● **Task instructions**: Using the records that follow, copy every line containing the word "Event".
======== Data provided ========
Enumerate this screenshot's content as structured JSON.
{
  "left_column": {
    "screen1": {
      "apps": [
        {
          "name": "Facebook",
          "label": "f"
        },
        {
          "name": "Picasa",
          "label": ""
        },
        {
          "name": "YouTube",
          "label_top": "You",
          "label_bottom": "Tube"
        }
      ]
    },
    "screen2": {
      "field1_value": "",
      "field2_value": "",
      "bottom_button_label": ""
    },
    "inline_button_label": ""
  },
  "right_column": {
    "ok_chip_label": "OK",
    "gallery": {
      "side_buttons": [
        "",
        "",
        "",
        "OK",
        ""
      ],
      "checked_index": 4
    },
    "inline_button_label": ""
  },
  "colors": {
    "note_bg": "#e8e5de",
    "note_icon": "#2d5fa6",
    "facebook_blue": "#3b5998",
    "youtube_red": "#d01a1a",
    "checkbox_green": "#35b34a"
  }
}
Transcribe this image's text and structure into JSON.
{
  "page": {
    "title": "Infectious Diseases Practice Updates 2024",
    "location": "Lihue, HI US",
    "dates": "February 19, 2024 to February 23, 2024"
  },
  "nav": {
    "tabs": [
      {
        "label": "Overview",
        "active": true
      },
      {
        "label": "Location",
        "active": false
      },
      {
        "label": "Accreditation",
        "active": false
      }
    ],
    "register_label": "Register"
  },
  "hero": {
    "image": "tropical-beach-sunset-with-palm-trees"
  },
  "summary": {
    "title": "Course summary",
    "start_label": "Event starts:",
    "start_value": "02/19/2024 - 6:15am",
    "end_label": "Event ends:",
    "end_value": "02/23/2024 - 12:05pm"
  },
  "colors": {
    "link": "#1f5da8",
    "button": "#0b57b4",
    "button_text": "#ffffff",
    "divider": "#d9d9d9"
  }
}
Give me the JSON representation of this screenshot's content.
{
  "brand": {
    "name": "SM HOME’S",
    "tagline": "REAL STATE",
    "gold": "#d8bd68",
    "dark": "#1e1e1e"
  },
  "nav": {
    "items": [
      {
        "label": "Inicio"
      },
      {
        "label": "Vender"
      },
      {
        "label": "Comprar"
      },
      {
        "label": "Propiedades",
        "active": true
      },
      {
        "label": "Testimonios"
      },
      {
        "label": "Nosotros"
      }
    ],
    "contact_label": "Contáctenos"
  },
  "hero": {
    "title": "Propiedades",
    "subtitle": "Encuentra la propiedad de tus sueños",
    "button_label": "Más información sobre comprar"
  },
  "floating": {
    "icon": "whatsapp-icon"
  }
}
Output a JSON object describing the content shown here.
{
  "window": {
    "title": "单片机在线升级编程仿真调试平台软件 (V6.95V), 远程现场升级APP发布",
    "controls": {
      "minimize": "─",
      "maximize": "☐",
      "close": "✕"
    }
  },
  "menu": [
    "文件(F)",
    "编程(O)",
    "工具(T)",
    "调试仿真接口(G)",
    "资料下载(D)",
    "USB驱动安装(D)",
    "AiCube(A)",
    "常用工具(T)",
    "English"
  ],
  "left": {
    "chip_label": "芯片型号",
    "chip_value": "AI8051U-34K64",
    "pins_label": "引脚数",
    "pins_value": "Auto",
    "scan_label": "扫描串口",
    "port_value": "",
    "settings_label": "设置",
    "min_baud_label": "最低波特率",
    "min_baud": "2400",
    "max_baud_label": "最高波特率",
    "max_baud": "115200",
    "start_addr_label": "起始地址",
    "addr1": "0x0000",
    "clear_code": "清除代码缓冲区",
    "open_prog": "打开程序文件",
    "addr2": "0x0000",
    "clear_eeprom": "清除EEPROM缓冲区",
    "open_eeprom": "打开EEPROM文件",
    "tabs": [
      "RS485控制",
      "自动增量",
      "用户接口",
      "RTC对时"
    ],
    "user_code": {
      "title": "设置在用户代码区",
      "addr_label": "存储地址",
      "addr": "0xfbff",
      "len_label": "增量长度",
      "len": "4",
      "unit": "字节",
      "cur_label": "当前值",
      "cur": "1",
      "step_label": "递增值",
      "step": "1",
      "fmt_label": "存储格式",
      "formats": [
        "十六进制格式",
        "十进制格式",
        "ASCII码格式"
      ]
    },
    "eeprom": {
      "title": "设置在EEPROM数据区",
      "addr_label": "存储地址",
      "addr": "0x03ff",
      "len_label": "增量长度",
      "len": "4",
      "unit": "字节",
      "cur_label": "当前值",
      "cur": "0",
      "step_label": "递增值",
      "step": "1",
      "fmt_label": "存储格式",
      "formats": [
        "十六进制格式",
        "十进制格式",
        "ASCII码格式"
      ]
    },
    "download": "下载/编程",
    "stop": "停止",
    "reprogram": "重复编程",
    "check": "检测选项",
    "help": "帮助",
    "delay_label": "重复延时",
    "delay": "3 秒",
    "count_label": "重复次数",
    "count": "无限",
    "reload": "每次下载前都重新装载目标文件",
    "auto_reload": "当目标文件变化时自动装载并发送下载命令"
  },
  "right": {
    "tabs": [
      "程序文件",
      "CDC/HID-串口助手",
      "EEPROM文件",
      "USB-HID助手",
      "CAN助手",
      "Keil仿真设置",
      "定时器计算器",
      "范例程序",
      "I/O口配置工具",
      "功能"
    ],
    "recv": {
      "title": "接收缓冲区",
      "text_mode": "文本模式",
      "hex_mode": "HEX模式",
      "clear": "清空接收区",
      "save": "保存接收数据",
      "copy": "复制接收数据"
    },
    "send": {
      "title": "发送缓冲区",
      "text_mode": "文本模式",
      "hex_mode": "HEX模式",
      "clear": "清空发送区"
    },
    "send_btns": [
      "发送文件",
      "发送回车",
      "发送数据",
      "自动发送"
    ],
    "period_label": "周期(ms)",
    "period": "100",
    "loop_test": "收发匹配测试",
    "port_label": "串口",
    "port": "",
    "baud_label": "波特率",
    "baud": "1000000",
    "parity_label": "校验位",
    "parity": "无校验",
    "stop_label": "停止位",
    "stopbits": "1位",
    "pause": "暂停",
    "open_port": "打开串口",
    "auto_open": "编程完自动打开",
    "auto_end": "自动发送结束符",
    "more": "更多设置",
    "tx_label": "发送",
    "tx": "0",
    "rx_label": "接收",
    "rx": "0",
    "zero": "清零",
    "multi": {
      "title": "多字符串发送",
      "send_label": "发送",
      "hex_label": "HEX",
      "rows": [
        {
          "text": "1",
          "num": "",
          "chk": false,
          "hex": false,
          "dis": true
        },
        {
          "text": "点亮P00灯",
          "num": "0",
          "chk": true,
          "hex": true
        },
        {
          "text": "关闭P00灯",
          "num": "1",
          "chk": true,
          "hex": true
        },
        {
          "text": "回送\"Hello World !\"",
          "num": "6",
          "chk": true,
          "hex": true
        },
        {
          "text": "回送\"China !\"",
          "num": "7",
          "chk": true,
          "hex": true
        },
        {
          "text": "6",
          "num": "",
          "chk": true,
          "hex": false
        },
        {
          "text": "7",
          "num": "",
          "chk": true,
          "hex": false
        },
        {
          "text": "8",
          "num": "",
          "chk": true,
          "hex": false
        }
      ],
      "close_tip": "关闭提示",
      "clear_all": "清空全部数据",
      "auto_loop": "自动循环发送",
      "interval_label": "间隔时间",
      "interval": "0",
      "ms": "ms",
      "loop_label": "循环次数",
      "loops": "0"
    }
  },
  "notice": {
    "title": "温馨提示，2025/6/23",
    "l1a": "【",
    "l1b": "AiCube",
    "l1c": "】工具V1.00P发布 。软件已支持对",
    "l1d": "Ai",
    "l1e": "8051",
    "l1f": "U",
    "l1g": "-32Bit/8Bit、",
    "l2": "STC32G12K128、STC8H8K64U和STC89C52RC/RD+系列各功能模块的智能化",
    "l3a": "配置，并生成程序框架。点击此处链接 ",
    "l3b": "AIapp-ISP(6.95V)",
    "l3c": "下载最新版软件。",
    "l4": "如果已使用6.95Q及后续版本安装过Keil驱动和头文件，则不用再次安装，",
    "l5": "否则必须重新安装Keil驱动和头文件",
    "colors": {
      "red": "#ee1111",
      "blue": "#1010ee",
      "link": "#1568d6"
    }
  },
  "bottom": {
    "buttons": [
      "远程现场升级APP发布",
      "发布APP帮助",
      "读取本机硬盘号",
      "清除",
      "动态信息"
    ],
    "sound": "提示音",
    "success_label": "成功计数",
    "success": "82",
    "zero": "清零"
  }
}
========
● **Result for this task**:
    "start_label": "Event starts:",
    "end_label": "Event ends:",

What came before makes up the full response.